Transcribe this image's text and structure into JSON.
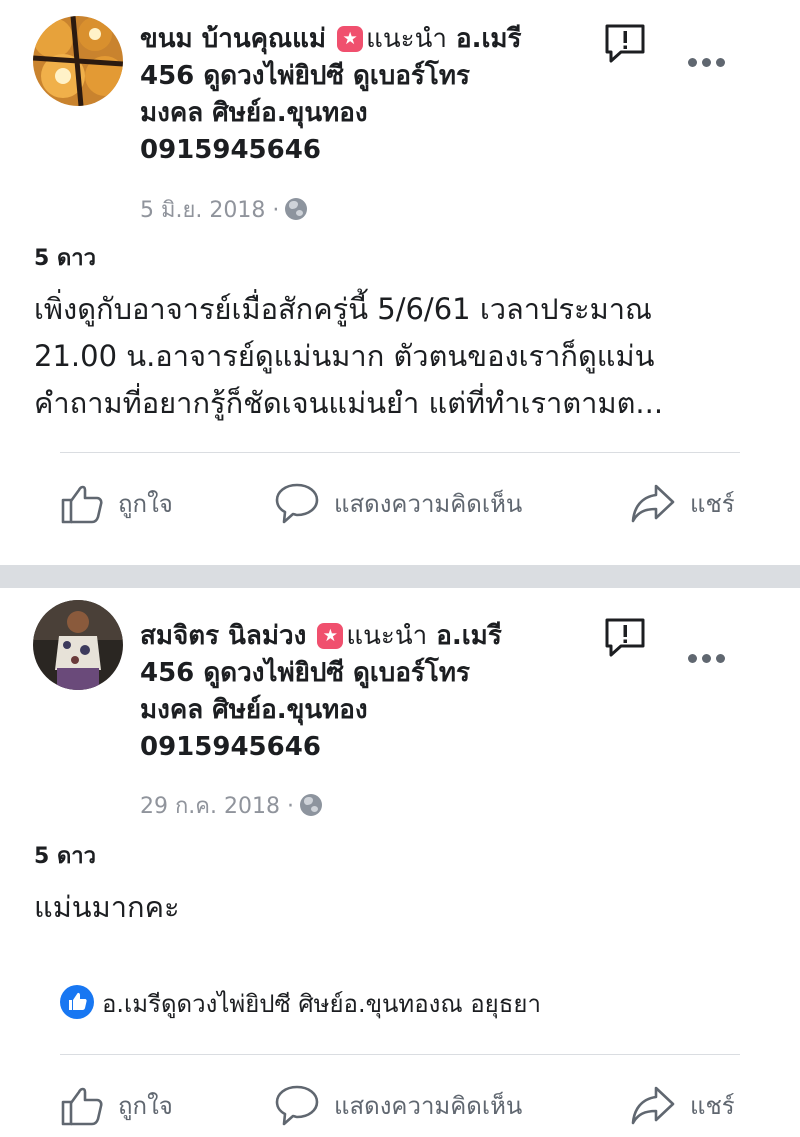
{
  "posts": [
    {
      "author": "ขนม บ้านคุณแม่",
      "recommends_label": "แนะนำ",
      "page_line1": "อ.เมรี",
      "page_line2": "456 ดูดวงไพ่ยิปซี ดูเบอร์โทร",
      "page_line3": "มงคล ศิษย์อ.ขุนทอง",
      "page_line4": "0915945646",
      "date": "5 มิ.ย. 2018 ·",
      "rating": "5 ดาว",
      "body": [
        "เพิ่งดูกับอาจารย์เมื่อสักครู่นี้ 5/6/61 เวลาประมาณ",
        "21.00 น.อาจารย์ดูแม่นมาก ตัวตนของเราก็ดูแม่น",
        "คำถามที่อยากรู้ก็ชัดเจนแม่นยำ แต่ที่ทำเราตามต..."
      ],
      "actions": {
        "like": "ถูกใจ",
        "comment": "แสดงความคิดเห็น",
        "share": "แชร์"
      }
    },
    {
      "author": "สมจิตร นิลม่วง",
      "recommends_label": "แนะนำ",
      "page_line1": "อ.เมรี",
      "page_line2": "456 ดูดวงไพ่ยิปซี ดูเบอร์โทร",
      "page_line3": "มงคล ศิษย์อ.ขุนทอง",
      "page_line4": "0915945646",
      "date": "29 ก.ค. 2018 ·",
      "rating": "5 ดาว",
      "body": [
        "แม่นมากคะ"
      ],
      "reactors": "อ.เมรีดูดวงไพ่ยิปซี ศิษย์อ.ขุนทองณ อยุธยา",
      "actions": {
        "like": "ถูกใจ",
        "comment": "แสดงความคิดเห็น",
        "share": "แชร์"
      }
    }
  ],
  "icons": {
    "recommend_badge": "star-badge-icon",
    "privacy": "globe-icon",
    "report": "report-icon",
    "more": "more-options-icon",
    "like": "thumbs-up-icon",
    "comment": "comment-bubble-icon",
    "share": "share-arrow-icon"
  },
  "colors": {
    "recommend_badge": "#f0506e",
    "like_badge": "#1877f2",
    "separator": "#dadde1",
    "muted_text": "#90949c",
    "action_text": "#606770"
  }
}
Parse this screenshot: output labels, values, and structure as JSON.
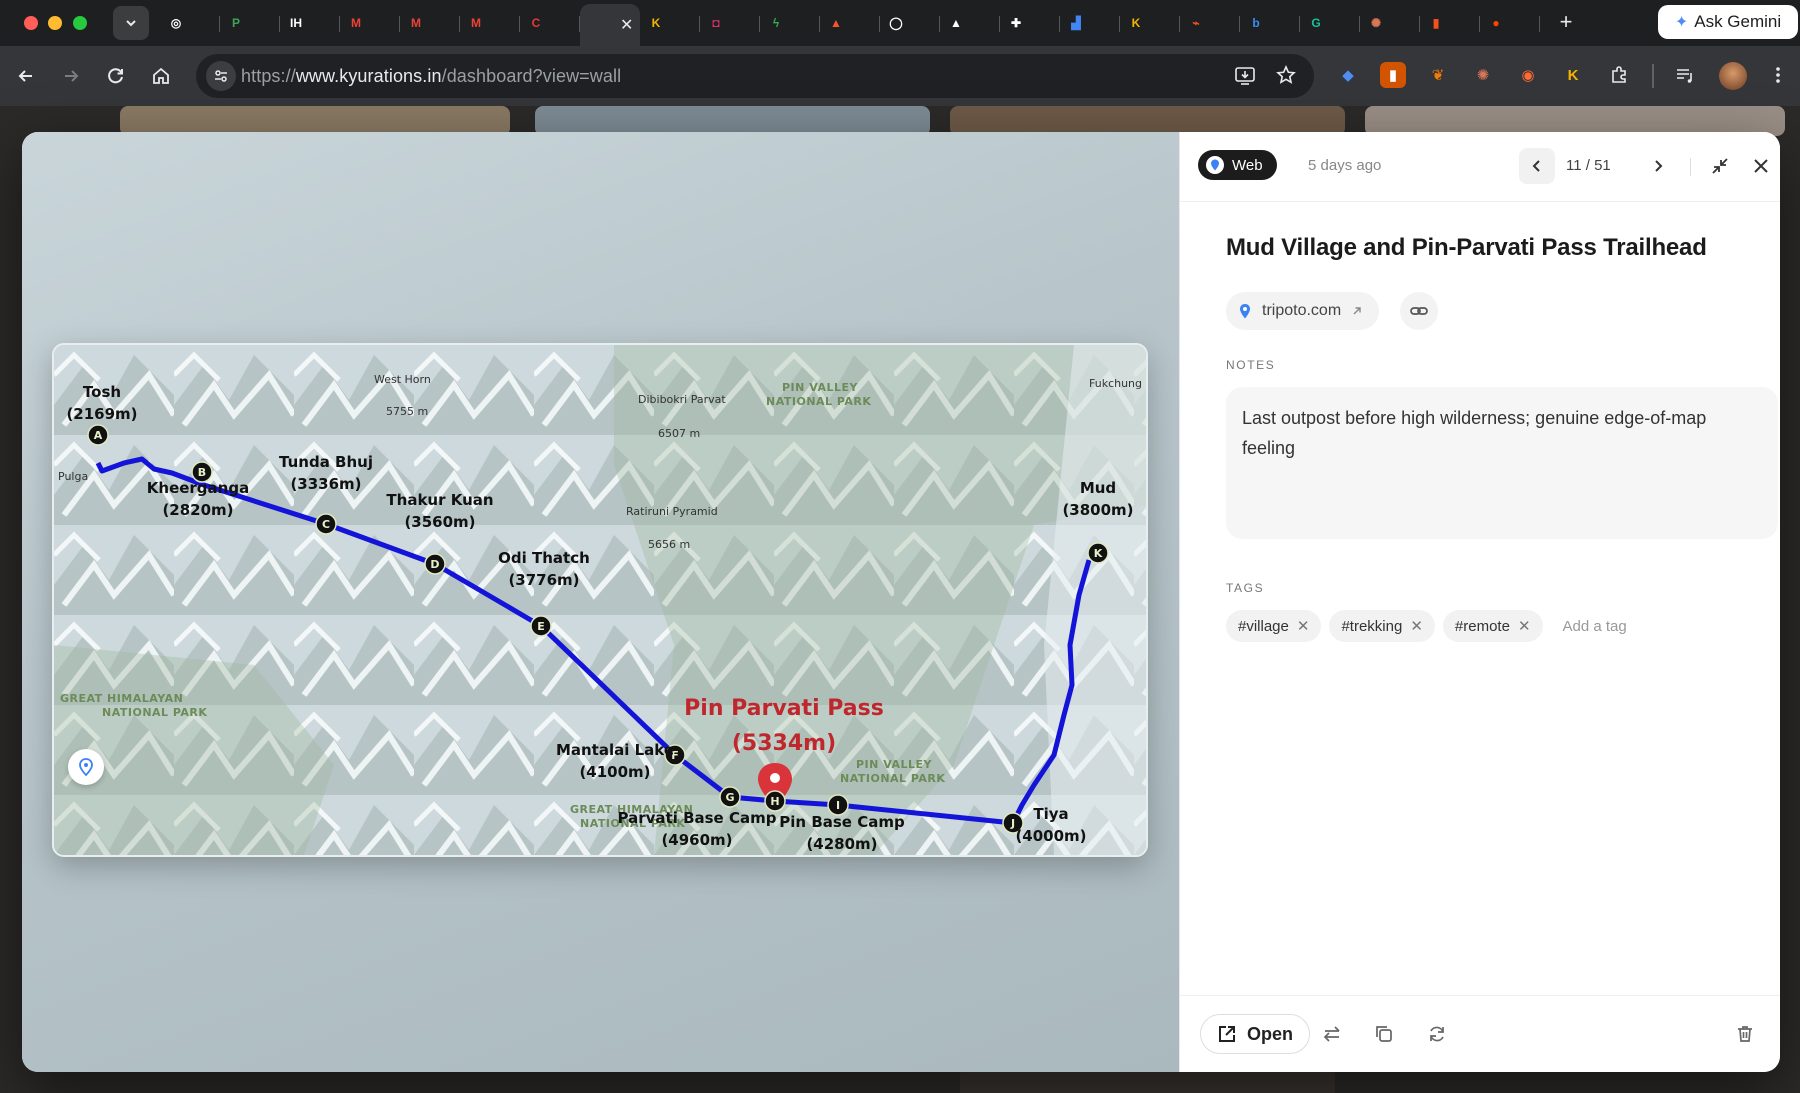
{
  "browser": {
    "tabs": [
      {
        "icon": "openai-icon",
        "color": "#ffffff"
      },
      {
        "icon": "p-app-icon",
        "color": "#3da35d"
      },
      {
        "icon": "ih-icon",
        "color": "#ffffff"
      },
      {
        "icon": "gmail-icon",
        "color": "#ea4335"
      },
      {
        "icon": "gmail-icon",
        "color": "#ea4335"
      },
      {
        "icon": "gmail-icon",
        "color": "#ea4335"
      },
      {
        "icon": "red-c-icon",
        "color": "#e53935"
      },
      {
        "icon": "active-tab-icon",
        "color": "#ffffff",
        "active": true
      },
      {
        "icon": "kyurations-icon",
        "color": "#f4b400"
      },
      {
        "icon": "instagram-icon",
        "color": "#e1306c"
      },
      {
        "icon": "bolt-icon",
        "color": "#34a853"
      },
      {
        "icon": "brave-icon",
        "color": "#fb542b"
      },
      {
        "icon": "github-icon",
        "color": "#ffffff"
      },
      {
        "icon": "triangle-icon",
        "color": "#ffffff"
      },
      {
        "icon": "puzzle-icon",
        "color": "#ffffff"
      },
      {
        "icon": "chart-icon",
        "color": "#4285f4"
      },
      {
        "icon": "kyurations-icon",
        "color": "#f4b400"
      },
      {
        "icon": "trend-icon",
        "color": "#f4511e"
      },
      {
        "icon": "bing-icon",
        "color": "#3c8cf5"
      },
      {
        "icon": "grammarly-icon",
        "color": "#15c39a"
      },
      {
        "icon": "claude-icon",
        "color": "#d97757"
      },
      {
        "icon": "bookmark-icon",
        "color": "#f4511e"
      },
      {
        "icon": "reddit-icon",
        "color": "#ff4500"
      }
    ],
    "ask_gemini": "Ask Gemini",
    "url_scheme": "https://",
    "url_host": "www.kyurations.in",
    "url_path": "/dashboard?view=wall"
  },
  "modal": {
    "source_label": "Web",
    "time_ago": "5 days ago",
    "counter": "11 / 51",
    "title": "Mud Village and Pin-Parvati Pass Trailhead",
    "domain": "tripoto.com",
    "notes_label": "NOTES",
    "notes": "Last outpost before high wilderness; genuine edge-of-map feeling",
    "tags_label": "TAGS",
    "tags": [
      "#village",
      "#trekking",
      "#remote"
    ],
    "add_tag_placeholder": "Add a tag",
    "open_label": "Open"
  },
  "map": {
    "route_color": "#1414d8",
    "pass_color": "#c0272d",
    "stops": [
      {
        "letter": "A",
        "name": "Tosh",
        "elev": "(2169m)"
      },
      {
        "letter": "B",
        "name": "Kheerganga",
        "elev": "(2820m)"
      },
      {
        "letter": "C",
        "name": "Tunda Bhuj",
        "elev": "(3336m)"
      },
      {
        "letter": "D",
        "name": "Thakur Kuan",
        "elev": "(3560m)"
      },
      {
        "letter": "E",
        "name": "Odi Thatch",
        "elev": "(3776m)"
      },
      {
        "letter": "F",
        "name": "Mantalai Lake",
        "elev": "(4100m)"
      },
      {
        "letter": "G",
        "name": "Parvati Base Camp",
        "elev": "(4960m)"
      },
      {
        "letter": "H",
        "name": "",
        "elev": ""
      },
      {
        "letter": "I",
        "name": "Pin Base Camp",
        "elev": "(4280m)"
      },
      {
        "letter": "J",
        "name": "Tiya",
        "elev": "(4000m)"
      },
      {
        "letter": "K",
        "name": "Mud",
        "elev": "(3800m)"
      }
    ],
    "pass_name": "Pin Parvati Pass",
    "pass_elev": "(5334m)",
    "place_labels": {
      "pulga": "Pulga",
      "fukchung": "Fukchung",
      "west_horn": "West Horn",
      "west_horn_elev": "5755 m",
      "dibibokri": "Dibibokri Parvat",
      "dibibokri_elev": "6507 m",
      "ratiruni": "Ratiruni Pyramid",
      "ratiruni_elev": "5656 m",
      "pin_valley_np_1": "PIN VALLEY",
      "pin_valley_np_2": "NATIONAL PARK",
      "ghnp_1": "GREAT HIMALAYAN",
      "ghnp_2": "NATIONAL PARK",
      "ghnp_small_1": "GREAT HIMALAYAN",
      "ghnp_small_2": "NATIONAL PARK"
    }
  }
}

------------------------------------------------------------------------

# AIM:
Copy the material shown above in full and exactly. Skip the pictures.

# PROBLEM SOLUTION:
Transcribe this image's text and structure into JSON.
{
  "posts": [
    {
      "author": "ขนม บ้านคุณแม่",
      "recommends_label": "แนะนำ",
      "page_line1": "อ.เมรี",
      "page_line2": "456 ดูดวงไพ่ยิปซี ดูเบอร์โทร",
      "page_line3": "มงคล ศิษย์อ.ขุนทอง",
      "page_line4": "0915945646",
      "date": "5 มิ.ย. 2018 ·",
      "rating": "5 ดาว",
      "body": [
        "เพิ่งดูกับอาจารย์เมื่อสักครู่นี้ 5/6/61 เวลาประมาณ",
        "21.00 น.อาจารย์ดูแม่นมาก ตัวตนของเราก็ดูแม่น",
        "คำถามที่อยากรู้ก็ชัดเจนแม่นยำ แต่ที่ทำเราตามต..."
      ],
      "actions": {
        "like": "ถูกใจ",
        "comment": "แสดงความคิดเห็น",
        "share": "แชร์"
      }
    },
    {
      "author": "สมจิตร นิลม่วง",
      "recommends_label": "แนะนำ",
      "page_line1": "อ.เมรี",
      "page_line2": "456 ดูดวงไพ่ยิปซี ดูเบอร์โทร",
      "page_line3": "มงคล ศิษย์อ.ขุนทอง",
      "page_line4": "0915945646",
      "date": "29 ก.ค. 2018 ·",
      "rating": "5 ดาว",
      "body": [
        "แม่นมากคะ"
      ],
      "reactors": "อ.เมรีดูดวงไพ่ยิปซี ศิษย์อ.ขุนทองณ อยุธยา",
      "actions": {
        "like": "ถูกใจ",
        "comment": "แสดงความคิดเห็น",
        "share": "แชร์"
      }
    }
  ],
  "icons": {
    "recommend_badge": "star-badge-icon",
    "privacy": "globe-icon",
    "report": "report-icon",
    "more": "more-options-icon",
    "like": "thumbs-up-icon",
    "comment": "comment-bubble-icon",
    "share": "share-arrow-icon"
  },
  "colors": {
    "recommend_badge": "#f0506e",
    "like_badge": "#1877f2",
    "separator": "#dadde1",
    "muted_text": "#90949c",
    "action_text": "#606770"
  }
}
Parse this screenshot: output labels, values, and structure as JSON.
{
  "browser": {
    "tabs": [
      {
        "icon": "openai-icon",
        "color": "#ffffff"
      },
      {
        "icon": "p-app-icon",
        "color": "#3da35d"
      },
      {
        "icon": "ih-icon",
        "color": "#ffffff"
      },
      {
        "icon": "gmail-icon",
        "color": "#ea4335"
      },
      {
        "icon": "gmail-icon",
        "color": "#ea4335"
      },
      {
        "icon": "gmail-icon",
        "color": "#ea4335"
      },
      {
        "icon": "red-c-icon",
        "color": "#e53935"
      },
      {
        "icon": "active-tab-icon",
        "color": "#ffffff",
        "active": true
      },
      {
        "icon": "kyurations-icon",
        "color": "#f4b400"
      },
      {
        "icon": "instagram-icon",
        "color": "#e1306c"
      },
      {
        "icon": "bolt-icon",
        "color": "#34a853"
      },
      {
        "icon": "brave-icon",
        "color": "#fb542b"
      },
      {
        "icon": "github-icon",
        "color": "#ffffff"
      },
      {
        "icon": "triangle-icon",
        "color": "#ffffff"
      },
      {
        "icon": "puzzle-icon",
        "color": "#ffffff"
      },
      {
        "icon": "chart-icon",
        "color": "#4285f4"
      },
      {
        "icon": "kyurations-icon",
        "color": "#f4b400"
      },
      {
        "icon": "trend-icon",
        "color": "#f4511e"
      },
      {
        "icon": "bing-icon",
        "color": "#3c8cf5"
      },
      {
        "icon": "grammarly-icon",
        "color": "#15c39a"
      },
      {
        "icon": "claude-icon",
        "color": "#d97757"
      },
      {
        "icon": "bookmark-icon",
        "color": "#f4511e"
      },
      {
        "icon": "reddit-icon",
        "color": "#ff4500"
      }
    ],
    "ask_gemini": "Ask Gemini",
    "url_scheme": "https://",
    "url_host": "www.kyurations.in",
    "url_path": "/dashboard?view=wall"
  },
  "modal": {
    "source_label": "Web",
    "time_ago": "5 days ago",
    "counter": "11 / 51",
    "title": "Mud Village and Pin-Parvati Pass Trailhead",
    "domain": "tripoto.com",
    "notes_label": "NOTES",
    "notes": "Last outpost before high wilderness; genuine edge-of-map feeling",
    "tags_label": "TAGS",
    "tags": [
      "#village",
      "#trekking",
      "#remote"
    ],
    "add_tag_placeholder": "Add a tag",
    "open_label": "Open"
  },
  "map": {
    "route_color": "#1414d8",
    "pass_color": "#c0272d",
    "stops": [
      {
        "letter": "A",
        "name": "Tosh",
        "elev": "(2169m)"
      },
      {
        "letter": "B",
        "name": "Kheerganga",
        "elev": "(2820m)"
      },
      {
        "letter": "C",
        "name": "Tunda Bhuj",
        "elev": "(3336m)"
      },
      {
        "letter": "D",
        "name": "Thakur Kuan",
        "elev": "(3560m)"
      },
      {
        "letter": "E",
        "name": "Odi Thatch",
        "elev": "(3776m)"
      },
      {
        "letter": "F",
        "name": "Mantalai Lake",
        "elev": "(4100m)"
      },
      {
        "letter": "G",
        "name": "Parvati Base Camp",
        "elev": "(4960m)"
      },
      {
        "letter": "H",
        "name": "",
        "elev": ""
      },
      {
        "letter": "I",
        "name": "Pin Base Camp",
        "elev": "(4280m)"
      },
      {
        "letter": "J",
        "name": "Tiya",
        "elev": "(4000m)"
      },
      {
        "letter": "K",
        "name": "Mud",
        "elev": "(3800m)"
      }
    ],
    "pass_name": "Pin Parvati Pass",
    "pass_elev": "(5334m)",
    "place_labels": {
      "pulga": "Pulga",
      "fukchung": "Fukchung",
      "west_horn": "West Horn",
      "west_horn_elev": "5755 m",
      "dibibokri": "Dibibokri Parvat",
      "dibibokri_elev": "6507 m",
      "ratiruni": "Ratiruni Pyramid",
      "ratiruni_elev": "5656 m",
      "pin_valley_np_1": "PIN VALLEY",
      "pin_valley_np_2": "NATIONAL PARK",
      "ghnp_1": "GREAT HIMALAYAN",
      "ghnp_2": "NATIONAL PARK",
      "ghnp_small_1": "GREAT HIMALAYAN",
      "ghnp_small_2": "NATIONAL PARK"
    }
  }
}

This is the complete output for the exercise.